◆ DATA:
###
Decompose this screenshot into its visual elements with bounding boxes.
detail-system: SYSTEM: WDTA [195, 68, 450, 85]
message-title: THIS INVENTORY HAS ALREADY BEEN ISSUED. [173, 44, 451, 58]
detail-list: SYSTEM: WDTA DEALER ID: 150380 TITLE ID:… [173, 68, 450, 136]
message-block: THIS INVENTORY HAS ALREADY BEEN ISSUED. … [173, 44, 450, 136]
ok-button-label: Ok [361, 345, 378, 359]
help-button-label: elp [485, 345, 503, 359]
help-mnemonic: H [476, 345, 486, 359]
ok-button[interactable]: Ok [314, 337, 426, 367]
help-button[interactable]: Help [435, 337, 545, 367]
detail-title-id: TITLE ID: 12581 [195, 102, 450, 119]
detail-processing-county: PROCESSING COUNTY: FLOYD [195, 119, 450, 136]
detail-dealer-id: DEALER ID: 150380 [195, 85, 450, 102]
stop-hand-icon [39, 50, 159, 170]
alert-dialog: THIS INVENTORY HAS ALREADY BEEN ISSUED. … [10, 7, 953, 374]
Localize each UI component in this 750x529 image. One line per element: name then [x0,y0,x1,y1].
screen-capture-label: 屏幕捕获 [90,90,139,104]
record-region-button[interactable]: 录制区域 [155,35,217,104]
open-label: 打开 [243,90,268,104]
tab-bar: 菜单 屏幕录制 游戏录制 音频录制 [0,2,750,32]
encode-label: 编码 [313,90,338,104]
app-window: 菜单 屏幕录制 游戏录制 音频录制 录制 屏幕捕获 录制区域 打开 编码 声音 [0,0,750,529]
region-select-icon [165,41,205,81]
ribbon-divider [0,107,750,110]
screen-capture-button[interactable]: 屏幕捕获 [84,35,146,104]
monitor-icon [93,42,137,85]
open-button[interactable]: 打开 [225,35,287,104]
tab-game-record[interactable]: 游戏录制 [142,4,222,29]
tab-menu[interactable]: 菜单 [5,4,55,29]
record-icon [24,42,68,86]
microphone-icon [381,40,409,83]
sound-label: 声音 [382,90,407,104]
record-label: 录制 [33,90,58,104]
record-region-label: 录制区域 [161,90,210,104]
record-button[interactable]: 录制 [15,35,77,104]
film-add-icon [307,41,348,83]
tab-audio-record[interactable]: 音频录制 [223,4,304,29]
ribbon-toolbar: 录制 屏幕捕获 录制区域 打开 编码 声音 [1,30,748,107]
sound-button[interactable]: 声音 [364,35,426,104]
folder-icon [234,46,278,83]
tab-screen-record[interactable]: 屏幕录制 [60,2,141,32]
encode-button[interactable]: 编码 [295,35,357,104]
###
◆ WHAT YOU ARE ASKED TO DO:
Extract every line of the listing above and reproduce each one verbatim.

◆ SOLUTION FOR THIS EXERCISE:
Decompose this screenshot into its visual elements with bounding boxes.
detail-system: SYSTEM: WDTA [195, 68, 450, 85]
message-title: THIS INVENTORY HAS ALREADY BEEN ISSUED. [173, 44, 451, 58]
detail-list: SYSTEM: WDTA DEALER ID: 150380 TITLE ID:… [173, 68, 450, 136]
message-block: THIS INVENTORY HAS ALREADY BEEN ISSUED. … [173, 44, 450, 136]
ok-button-label: Ok [361, 345, 378, 359]
help-button-label: elp [485, 345, 503, 359]
help-mnemonic: H [476, 345, 486, 359]
ok-button[interactable]: Ok [314, 337, 426, 367]
help-button[interactable]: Help [435, 337, 545, 367]
detail-title-id: TITLE ID: 12581 [195, 102, 450, 119]
detail-processing-county: PROCESSING COUNTY: FLOYD [195, 119, 450, 136]
detail-dealer-id: DEALER ID: 150380 [195, 85, 450, 102]
stop-hand-icon [39, 50, 159, 170]
alert-dialog: THIS INVENTORY HAS ALREADY BEEN ISSUED. … [10, 7, 953, 374]
Localize each UI component in this 750x529 image. One line per element: name then [x0,y0,x1,y1].
screen-capture-label: 屏幕捕获 [90,90,139,104]
record-region-button[interactable]: 录制区域 [155,35,217,104]
open-label: 打开 [243,90,268,104]
tab-bar: 菜单 屏幕录制 游戏录制 音频录制 [0,2,750,32]
encode-label: 编码 [313,90,338,104]
app-window: 菜单 屏幕录制 游戏录制 音频录制 录制 屏幕捕获 录制区域 打开 编码 声音 [0,0,750,529]
region-select-icon [165,41,205,81]
ribbon-divider [0,107,750,110]
screen-capture-button[interactable]: 屏幕捕获 [84,35,146,104]
monitor-icon [93,42,137,85]
open-button[interactable]: 打开 [225,35,287,104]
tab-game-record[interactable]: 游戏录制 [142,4,222,29]
tab-menu[interactable]: 菜单 [5,4,55,29]
record-icon [24,42,68,86]
microphone-icon [381,40,409,83]
sound-label: 声音 [382,90,407,104]
record-label: 录制 [33,90,58,104]
record-region-label: 录制区域 [161,90,210,104]
record-button[interactable]: 录制 [15,35,77,104]
film-add-icon [307,41,348,83]
tab-audio-record[interactable]: 音频录制 [223,4,304,29]
ribbon-toolbar: 录制 屏幕捕获 录制区域 打开 编码 声音 [1,30,748,107]
sound-button[interactable]: 声音 [364,35,426,104]
folder-icon [234,46,278,83]
tab-screen-record[interactable]: 屏幕录制 [60,2,141,32]
encode-button[interactable]: 编码 [295,35,357,104]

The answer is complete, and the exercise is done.